* _Goal of the exercise_
Filter these entries so that only lines with the word "venku" remain.

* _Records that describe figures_
══════
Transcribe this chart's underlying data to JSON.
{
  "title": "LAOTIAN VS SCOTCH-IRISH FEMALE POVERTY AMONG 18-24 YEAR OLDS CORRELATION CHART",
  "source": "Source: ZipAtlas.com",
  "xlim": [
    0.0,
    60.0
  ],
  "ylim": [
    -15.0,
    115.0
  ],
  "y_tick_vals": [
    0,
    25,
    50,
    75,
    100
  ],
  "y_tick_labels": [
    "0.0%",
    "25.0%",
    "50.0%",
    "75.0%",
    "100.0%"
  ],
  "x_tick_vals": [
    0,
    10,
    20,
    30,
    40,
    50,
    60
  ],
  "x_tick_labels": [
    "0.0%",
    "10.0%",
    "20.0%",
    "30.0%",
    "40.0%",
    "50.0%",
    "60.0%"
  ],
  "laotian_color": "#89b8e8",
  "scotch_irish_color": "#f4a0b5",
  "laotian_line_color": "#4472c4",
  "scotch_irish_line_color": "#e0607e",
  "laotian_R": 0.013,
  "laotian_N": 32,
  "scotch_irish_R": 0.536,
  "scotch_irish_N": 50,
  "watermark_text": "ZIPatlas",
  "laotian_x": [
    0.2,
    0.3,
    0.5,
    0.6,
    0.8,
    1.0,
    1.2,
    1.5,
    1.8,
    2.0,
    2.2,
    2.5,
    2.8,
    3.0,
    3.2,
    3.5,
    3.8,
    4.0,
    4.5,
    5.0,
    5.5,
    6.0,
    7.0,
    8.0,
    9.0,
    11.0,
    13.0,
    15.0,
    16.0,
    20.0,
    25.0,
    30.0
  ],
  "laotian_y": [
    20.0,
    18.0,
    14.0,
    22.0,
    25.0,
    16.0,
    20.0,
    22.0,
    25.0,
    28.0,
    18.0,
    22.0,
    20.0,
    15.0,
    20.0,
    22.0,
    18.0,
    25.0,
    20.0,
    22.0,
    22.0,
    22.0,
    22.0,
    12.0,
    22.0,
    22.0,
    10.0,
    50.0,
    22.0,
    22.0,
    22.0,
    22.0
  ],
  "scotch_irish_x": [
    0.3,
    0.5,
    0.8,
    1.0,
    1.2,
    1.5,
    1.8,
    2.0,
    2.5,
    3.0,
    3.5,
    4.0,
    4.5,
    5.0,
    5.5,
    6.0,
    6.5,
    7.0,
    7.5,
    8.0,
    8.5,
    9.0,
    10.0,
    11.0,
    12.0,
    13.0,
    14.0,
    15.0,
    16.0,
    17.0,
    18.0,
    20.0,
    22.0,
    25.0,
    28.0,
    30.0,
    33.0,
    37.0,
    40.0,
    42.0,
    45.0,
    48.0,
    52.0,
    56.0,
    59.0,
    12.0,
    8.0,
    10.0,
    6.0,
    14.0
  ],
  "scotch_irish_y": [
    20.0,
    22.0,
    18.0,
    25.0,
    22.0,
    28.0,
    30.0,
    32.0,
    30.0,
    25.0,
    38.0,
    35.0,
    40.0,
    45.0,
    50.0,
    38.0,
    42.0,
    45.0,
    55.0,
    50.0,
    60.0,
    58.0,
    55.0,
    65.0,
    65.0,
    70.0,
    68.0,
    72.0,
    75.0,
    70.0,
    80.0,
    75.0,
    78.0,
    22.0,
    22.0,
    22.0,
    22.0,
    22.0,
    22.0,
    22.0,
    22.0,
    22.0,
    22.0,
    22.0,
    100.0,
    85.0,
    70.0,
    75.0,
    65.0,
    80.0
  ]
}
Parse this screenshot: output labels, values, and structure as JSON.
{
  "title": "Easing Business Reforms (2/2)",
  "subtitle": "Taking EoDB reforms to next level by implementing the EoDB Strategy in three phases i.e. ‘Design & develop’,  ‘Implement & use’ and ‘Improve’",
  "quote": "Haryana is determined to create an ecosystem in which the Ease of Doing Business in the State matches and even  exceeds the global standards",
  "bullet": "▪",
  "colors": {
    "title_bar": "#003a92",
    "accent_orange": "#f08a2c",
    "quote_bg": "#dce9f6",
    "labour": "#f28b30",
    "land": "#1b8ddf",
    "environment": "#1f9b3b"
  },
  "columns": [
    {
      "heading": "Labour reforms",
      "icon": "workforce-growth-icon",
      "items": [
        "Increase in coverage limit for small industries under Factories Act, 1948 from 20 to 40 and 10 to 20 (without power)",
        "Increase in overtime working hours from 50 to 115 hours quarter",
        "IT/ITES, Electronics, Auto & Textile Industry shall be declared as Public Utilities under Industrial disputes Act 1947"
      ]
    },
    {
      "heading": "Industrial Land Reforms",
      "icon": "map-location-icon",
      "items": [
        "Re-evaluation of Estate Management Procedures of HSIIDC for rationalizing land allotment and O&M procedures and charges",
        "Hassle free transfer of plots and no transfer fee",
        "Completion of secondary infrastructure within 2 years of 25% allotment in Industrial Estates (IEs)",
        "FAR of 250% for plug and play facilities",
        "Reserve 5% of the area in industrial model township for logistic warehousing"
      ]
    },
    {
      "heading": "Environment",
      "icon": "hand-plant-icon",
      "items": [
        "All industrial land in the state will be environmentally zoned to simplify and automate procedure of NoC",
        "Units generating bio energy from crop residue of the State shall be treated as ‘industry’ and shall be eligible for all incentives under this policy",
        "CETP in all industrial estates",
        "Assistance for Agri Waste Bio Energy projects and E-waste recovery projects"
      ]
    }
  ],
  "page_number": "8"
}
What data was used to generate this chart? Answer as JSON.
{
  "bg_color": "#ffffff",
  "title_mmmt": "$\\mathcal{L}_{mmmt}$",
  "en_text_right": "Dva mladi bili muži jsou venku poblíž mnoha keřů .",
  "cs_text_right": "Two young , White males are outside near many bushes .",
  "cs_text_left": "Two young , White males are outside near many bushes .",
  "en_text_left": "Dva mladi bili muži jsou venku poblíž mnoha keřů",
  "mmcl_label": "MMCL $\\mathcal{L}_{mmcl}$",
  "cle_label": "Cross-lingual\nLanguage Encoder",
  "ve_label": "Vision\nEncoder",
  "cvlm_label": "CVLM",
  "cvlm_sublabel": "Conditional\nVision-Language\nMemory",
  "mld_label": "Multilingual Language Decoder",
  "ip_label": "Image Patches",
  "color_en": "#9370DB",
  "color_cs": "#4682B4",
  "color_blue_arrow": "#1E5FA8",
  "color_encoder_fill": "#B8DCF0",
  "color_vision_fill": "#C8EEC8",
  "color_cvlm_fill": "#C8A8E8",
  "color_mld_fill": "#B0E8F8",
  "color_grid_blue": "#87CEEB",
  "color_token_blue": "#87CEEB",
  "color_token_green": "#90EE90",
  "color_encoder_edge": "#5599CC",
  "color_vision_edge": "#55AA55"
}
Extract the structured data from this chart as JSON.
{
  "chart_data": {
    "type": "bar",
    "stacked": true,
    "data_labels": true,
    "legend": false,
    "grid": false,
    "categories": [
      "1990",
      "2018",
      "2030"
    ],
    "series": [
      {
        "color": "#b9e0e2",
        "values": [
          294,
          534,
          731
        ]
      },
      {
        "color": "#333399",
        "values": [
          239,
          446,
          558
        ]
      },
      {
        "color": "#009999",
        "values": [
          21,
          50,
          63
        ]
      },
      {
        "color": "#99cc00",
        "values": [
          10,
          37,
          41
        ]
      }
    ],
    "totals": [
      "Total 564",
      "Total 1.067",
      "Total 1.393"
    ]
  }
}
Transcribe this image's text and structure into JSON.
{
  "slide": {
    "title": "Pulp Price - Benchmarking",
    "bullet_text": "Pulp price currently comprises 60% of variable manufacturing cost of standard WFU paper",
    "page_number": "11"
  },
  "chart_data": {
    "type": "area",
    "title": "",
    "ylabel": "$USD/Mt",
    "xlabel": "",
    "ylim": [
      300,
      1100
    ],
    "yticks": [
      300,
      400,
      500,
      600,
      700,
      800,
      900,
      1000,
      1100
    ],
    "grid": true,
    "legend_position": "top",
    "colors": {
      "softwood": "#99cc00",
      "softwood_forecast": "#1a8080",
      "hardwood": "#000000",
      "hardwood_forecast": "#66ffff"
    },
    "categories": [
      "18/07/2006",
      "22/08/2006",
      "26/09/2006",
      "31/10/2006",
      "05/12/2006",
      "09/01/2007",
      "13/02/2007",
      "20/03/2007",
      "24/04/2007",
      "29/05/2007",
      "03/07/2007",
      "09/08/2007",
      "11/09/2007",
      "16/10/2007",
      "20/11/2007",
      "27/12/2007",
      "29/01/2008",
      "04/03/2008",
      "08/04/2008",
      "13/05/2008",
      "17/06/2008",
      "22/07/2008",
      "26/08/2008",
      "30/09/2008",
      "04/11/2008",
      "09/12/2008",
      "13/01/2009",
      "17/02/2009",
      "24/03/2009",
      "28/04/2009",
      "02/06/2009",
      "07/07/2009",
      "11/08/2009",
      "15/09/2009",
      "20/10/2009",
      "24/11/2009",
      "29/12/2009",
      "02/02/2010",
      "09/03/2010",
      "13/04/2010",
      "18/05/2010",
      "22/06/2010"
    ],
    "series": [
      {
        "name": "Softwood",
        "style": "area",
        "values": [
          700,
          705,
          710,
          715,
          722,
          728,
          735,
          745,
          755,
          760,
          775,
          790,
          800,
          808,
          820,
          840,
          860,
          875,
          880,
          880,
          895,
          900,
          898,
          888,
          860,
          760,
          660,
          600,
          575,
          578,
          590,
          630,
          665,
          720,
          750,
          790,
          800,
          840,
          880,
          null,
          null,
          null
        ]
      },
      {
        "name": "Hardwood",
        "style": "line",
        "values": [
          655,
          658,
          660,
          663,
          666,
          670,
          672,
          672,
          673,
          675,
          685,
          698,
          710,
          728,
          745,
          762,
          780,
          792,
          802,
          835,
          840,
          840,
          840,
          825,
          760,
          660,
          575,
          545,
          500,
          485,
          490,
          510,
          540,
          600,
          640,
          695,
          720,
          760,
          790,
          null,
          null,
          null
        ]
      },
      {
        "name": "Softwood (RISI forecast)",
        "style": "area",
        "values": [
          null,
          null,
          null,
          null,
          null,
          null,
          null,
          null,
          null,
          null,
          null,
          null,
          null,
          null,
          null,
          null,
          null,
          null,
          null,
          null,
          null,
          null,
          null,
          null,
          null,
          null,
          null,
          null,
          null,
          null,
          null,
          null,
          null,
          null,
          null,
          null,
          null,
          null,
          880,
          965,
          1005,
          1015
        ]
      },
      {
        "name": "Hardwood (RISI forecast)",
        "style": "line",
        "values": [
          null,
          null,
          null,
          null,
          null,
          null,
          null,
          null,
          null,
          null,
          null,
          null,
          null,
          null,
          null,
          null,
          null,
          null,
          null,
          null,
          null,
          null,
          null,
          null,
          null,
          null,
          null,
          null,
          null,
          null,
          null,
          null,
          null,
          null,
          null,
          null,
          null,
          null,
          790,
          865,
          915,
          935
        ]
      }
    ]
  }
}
══════
* _Expected output_
  "en_text_right": "Dva mladi bili muži jsou venku poblíž mnoha keřů .",
  "en_text_left": "Dva mladi bili muži jsou venku poblíž mnoha keřů",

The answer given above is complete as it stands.